Items from a data source
══════════

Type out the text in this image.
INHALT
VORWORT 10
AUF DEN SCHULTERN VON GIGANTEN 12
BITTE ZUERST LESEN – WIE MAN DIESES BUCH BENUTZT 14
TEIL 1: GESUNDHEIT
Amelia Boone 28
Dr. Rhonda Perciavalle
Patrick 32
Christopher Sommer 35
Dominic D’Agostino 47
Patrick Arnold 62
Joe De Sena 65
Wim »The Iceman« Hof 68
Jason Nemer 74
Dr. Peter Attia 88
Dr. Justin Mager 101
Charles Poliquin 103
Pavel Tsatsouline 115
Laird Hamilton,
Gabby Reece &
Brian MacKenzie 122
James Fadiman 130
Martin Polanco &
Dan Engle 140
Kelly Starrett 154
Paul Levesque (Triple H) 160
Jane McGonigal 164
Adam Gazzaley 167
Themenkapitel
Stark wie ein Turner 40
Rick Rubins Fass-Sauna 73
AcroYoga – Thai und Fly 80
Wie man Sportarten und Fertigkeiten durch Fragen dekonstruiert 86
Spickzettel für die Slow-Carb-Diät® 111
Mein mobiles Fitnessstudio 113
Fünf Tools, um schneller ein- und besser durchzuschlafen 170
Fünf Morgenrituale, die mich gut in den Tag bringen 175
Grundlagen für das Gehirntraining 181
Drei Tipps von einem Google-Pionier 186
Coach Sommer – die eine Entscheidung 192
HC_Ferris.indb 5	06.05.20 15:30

══════════

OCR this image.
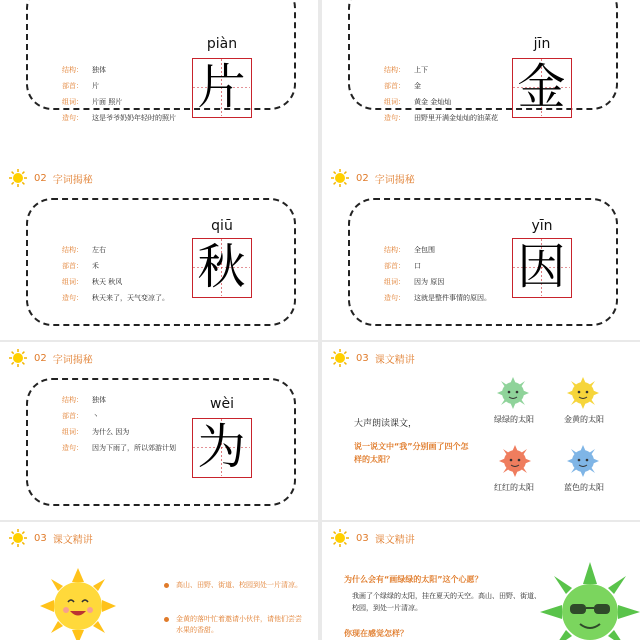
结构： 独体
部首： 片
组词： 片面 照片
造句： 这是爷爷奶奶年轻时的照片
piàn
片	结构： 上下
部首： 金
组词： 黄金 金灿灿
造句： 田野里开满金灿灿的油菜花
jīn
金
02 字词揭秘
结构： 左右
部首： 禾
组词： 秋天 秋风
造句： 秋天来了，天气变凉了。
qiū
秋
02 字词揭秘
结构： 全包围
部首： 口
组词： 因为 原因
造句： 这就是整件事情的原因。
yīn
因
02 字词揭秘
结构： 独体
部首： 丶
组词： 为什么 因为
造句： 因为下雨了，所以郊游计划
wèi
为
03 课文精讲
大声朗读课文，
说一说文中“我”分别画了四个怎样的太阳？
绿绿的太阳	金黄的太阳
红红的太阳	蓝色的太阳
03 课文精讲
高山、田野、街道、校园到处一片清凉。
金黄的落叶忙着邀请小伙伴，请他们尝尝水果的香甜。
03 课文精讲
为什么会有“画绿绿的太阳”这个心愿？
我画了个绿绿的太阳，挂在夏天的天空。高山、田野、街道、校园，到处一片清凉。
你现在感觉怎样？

══════════

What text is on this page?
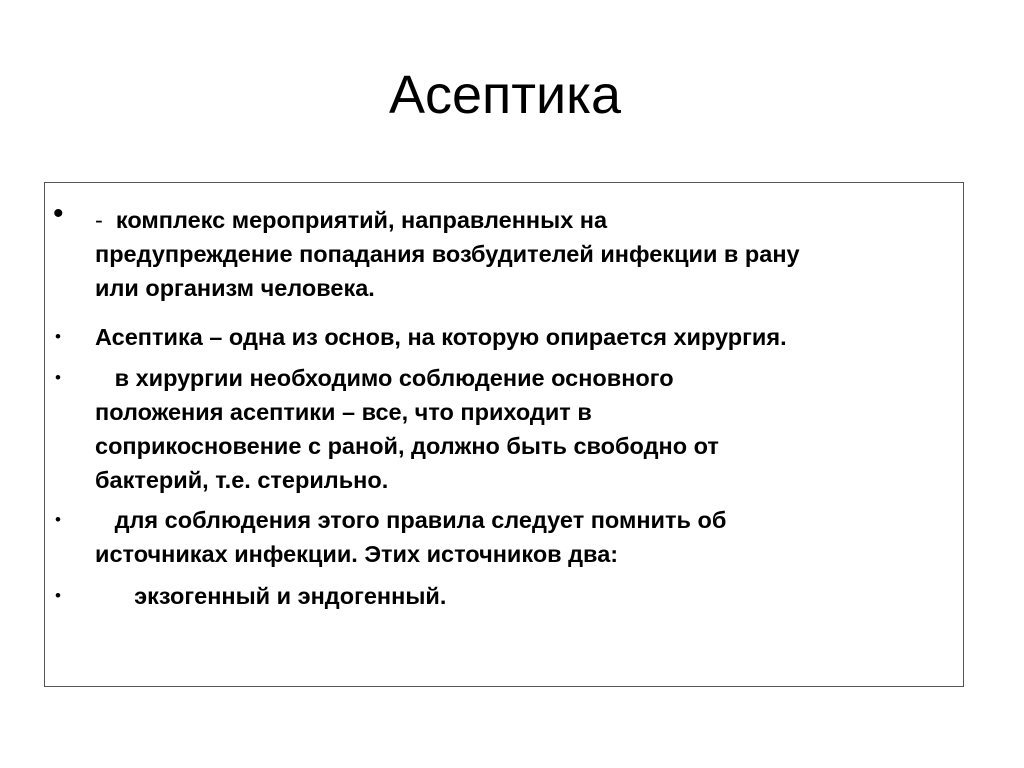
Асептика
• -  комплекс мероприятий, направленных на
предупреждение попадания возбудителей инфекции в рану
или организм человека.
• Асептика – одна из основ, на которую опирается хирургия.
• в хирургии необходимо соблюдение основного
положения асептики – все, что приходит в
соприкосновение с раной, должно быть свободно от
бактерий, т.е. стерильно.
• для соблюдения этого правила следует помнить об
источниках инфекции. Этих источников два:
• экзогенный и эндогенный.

══════════

Gather each line in the entries above where the string "this" is found.

Type out the text in this image.
OCR this image.
What text is on this page?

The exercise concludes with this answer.